What the exercise asks
Return all lines that include the string "title".

= = = = = = =

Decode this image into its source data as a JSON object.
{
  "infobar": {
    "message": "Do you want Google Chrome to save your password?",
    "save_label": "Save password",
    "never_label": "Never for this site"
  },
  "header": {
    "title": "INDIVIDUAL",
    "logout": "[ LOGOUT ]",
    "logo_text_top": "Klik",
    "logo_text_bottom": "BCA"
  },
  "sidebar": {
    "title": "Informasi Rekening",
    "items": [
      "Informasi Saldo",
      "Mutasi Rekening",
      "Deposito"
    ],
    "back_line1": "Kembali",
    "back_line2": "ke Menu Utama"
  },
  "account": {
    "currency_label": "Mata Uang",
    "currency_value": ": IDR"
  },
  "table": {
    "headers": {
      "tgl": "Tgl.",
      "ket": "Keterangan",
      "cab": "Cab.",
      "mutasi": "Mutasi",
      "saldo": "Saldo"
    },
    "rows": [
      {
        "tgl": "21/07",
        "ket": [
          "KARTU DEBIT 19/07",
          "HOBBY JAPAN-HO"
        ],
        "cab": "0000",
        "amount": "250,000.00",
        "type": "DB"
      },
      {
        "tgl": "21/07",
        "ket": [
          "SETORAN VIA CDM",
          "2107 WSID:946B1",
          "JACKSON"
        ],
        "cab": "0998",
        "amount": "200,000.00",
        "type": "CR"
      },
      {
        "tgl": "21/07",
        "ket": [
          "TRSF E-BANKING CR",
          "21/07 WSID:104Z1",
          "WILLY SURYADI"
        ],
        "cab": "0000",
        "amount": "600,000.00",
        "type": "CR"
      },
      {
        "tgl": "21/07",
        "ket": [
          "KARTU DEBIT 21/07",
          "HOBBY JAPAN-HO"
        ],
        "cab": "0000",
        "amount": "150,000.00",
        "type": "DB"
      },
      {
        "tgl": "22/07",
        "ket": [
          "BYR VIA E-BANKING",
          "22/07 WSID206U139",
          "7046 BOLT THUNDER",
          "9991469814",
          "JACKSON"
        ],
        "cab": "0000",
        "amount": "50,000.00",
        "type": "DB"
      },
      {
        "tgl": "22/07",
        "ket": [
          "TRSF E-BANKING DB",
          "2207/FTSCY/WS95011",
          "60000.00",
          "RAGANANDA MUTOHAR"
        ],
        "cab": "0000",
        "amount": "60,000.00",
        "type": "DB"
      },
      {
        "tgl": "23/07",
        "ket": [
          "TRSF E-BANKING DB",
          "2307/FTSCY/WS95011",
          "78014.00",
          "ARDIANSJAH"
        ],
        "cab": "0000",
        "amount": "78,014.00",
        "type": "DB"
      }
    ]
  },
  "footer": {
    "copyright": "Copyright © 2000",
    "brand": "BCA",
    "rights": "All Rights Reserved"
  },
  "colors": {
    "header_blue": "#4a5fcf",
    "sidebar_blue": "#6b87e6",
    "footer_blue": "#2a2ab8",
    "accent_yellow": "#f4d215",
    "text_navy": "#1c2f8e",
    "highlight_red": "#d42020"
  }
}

= = = = = = =

Result of this exercise
    "title": "INDIVIDUAL",
    "title": "Informasi Rekening",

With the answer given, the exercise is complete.